* start Records supplied *

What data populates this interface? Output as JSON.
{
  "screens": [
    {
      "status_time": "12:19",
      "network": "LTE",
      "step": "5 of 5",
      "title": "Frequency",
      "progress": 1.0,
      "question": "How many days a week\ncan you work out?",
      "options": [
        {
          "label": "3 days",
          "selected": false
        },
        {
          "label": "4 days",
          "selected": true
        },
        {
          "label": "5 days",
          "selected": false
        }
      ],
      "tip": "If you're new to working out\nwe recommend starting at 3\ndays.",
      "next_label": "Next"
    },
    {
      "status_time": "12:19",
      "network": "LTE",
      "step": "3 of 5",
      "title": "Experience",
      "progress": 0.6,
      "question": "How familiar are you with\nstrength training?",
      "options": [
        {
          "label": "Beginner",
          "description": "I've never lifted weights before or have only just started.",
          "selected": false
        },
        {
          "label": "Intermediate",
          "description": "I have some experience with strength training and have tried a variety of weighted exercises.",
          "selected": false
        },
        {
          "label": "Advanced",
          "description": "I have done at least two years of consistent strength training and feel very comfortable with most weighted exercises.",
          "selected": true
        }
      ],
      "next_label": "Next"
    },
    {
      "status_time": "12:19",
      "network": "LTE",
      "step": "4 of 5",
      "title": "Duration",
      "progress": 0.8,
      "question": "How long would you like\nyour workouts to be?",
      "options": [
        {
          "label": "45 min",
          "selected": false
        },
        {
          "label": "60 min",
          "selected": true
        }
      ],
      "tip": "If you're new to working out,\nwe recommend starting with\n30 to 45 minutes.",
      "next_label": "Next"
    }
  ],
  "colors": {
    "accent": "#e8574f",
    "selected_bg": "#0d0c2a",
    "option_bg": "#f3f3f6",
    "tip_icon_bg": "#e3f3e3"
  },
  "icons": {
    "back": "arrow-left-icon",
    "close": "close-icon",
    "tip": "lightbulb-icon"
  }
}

* end Records supplied *

* [Do this]: Your task is to repeat the data exactly; please include every line.

* [Answer to this problem]:
What data populates this interface? Output as JSON.
{
  "screens": [
    {
      "status_time": "12:19",
      "network": "LTE",
      "step": "5 of 5",
      "title": "Frequency",
      "progress": 1.0,
      "question": "How many days a week\ncan you work out?",
      "options": [
        {
          "label": "3 days",
          "selected": false
        },
        {
          "label": "4 days",
          "selected": true
        },
        {
          "label": "5 days",
          "selected": false
        }
      ],
      "tip": "If you're new to working out\nwe recommend starting at 3\ndays.",
      "next_label": "Next"
    },
    {
      "status_time": "12:19",
      "network": "LTE",
      "step": "3 of 5",
      "title": "Experience",
      "progress": 0.6,
      "question": "How familiar are you with\nstrength training?",
      "options": [
        {
          "label": "Beginner",
          "description": "I've never lifted weights before or have only just started.",
          "selected": false
        },
        {
          "label": "Intermediate",
          "description": "I have some experience with strength training and have tried a variety of weighted exercises.",
          "selected": false
        },
        {
          "label": "Advanced",
          "description": "I have done at least two years of consistent strength training and feel very comfortable with most weighted exercises.",
          "selected": true
        }
      ],
      "next_label": "Next"
    },
    {
      "status_time": "12:19",
      "network": "LTE",
      "step": "4 of 5",
      "title": "Duration",
      "progress": 0.8,
      "question": "How long would you like\nyour workouts to be?",
      "options": [
        {
          "label": "45 min",
          "selected": false
        },
        {
          "label": "60 min",
          "selected": true
        }
      ],
      "tip": "If you're new to working out,\nwe recommend starting with\n30 to 45 minutes.",
      "next_label": "Next"
    }
  ],
  "colors": {
    "accent": "#e8574f",
    "selected_bg": "#0d0c2a",
    "option_bg": "#f3f3f6",
    "tip_icon_bg": "#e3f3e3"
  },
  "icons": {
    "back": "arrow-left-icon",
    "close": "close-icon",
    "tip": "lightbulb-icon"
  }
}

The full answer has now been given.